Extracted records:
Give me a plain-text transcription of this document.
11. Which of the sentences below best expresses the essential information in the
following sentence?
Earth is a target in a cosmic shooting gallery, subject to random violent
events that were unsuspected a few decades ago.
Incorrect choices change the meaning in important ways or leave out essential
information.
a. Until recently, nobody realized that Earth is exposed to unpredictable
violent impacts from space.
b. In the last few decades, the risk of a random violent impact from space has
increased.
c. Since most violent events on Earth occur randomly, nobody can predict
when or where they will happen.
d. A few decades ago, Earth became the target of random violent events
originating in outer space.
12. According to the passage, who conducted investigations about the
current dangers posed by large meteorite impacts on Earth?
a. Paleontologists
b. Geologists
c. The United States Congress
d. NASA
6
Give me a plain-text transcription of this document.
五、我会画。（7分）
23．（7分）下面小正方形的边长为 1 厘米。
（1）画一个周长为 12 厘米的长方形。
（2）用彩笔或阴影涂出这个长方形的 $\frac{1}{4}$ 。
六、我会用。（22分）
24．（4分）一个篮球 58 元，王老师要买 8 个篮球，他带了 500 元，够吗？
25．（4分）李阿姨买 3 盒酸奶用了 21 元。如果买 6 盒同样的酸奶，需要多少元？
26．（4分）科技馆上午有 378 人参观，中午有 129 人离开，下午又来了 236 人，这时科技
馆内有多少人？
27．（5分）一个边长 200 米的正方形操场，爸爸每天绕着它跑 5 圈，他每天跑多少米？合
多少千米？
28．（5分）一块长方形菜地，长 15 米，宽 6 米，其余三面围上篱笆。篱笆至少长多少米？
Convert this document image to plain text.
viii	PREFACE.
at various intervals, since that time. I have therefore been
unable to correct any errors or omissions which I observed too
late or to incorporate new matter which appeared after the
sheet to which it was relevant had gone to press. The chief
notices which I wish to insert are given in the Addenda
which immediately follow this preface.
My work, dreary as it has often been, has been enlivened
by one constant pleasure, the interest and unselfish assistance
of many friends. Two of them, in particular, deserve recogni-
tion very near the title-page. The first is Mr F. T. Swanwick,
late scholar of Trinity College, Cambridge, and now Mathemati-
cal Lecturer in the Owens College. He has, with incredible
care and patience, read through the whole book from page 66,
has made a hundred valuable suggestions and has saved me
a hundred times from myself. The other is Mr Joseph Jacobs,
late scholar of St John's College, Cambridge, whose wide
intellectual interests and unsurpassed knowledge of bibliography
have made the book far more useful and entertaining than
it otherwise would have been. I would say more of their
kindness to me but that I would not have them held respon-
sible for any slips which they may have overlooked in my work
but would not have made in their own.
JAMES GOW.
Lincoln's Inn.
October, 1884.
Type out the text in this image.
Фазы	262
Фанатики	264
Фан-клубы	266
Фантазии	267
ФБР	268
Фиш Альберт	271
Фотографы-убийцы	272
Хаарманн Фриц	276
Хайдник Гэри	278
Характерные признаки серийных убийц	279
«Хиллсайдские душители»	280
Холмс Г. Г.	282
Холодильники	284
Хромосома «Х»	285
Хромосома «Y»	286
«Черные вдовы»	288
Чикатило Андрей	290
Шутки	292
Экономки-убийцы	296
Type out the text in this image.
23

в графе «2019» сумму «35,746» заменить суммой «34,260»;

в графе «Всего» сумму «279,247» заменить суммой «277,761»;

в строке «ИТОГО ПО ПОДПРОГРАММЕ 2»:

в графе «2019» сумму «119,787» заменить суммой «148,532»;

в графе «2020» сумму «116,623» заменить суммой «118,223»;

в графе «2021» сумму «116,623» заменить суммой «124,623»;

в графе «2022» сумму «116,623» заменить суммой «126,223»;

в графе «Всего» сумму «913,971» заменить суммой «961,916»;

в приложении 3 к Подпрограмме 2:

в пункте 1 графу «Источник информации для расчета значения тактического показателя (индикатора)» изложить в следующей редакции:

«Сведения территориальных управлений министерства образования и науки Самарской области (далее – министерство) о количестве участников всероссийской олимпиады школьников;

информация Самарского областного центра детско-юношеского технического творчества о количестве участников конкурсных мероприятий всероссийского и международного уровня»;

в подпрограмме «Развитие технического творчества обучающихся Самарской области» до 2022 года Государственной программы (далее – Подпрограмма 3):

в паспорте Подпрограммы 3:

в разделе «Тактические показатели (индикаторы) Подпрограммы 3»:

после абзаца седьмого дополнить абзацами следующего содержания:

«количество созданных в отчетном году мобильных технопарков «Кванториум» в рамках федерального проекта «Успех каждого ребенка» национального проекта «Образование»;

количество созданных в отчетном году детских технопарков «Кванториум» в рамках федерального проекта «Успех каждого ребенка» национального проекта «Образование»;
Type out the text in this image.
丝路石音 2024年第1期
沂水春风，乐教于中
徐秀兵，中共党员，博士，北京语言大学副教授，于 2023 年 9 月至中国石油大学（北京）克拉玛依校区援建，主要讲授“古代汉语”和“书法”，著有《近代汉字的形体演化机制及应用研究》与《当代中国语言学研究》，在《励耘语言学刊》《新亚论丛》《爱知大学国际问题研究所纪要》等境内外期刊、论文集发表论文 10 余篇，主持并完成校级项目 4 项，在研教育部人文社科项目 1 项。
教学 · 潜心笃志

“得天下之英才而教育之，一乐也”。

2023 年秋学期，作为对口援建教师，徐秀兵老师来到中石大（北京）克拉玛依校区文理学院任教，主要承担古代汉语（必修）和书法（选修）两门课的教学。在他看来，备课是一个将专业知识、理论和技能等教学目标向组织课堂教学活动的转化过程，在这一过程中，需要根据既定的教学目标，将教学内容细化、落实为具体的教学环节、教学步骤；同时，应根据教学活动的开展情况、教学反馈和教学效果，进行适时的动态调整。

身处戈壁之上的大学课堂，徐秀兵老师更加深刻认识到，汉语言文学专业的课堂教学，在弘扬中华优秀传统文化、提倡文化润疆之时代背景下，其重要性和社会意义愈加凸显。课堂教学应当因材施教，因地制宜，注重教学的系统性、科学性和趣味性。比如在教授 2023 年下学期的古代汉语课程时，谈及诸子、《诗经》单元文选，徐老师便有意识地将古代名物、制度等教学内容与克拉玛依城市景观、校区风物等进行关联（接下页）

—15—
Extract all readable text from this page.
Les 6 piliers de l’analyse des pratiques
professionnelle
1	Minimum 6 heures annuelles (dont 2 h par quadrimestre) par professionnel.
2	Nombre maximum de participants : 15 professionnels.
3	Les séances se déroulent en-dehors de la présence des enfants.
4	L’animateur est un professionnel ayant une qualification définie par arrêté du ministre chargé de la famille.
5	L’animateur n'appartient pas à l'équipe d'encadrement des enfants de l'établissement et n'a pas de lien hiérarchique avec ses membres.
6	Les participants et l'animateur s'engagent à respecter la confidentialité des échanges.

WHAT TO DO:
For the listing above, identify each line bearing "созданных".

RESPONSE TO THE TASK:
«количество созданных в отчетном году мобильных технопарков «Кванториум» в рамках федерального проекта «Успех каждого ребенка» национального проекта «Образование»;
количество созданных в отчетном году детских технопарков «Кванториум» в рамках федерального проекта «Успех каждого ребенка» национального проекта «Образование»;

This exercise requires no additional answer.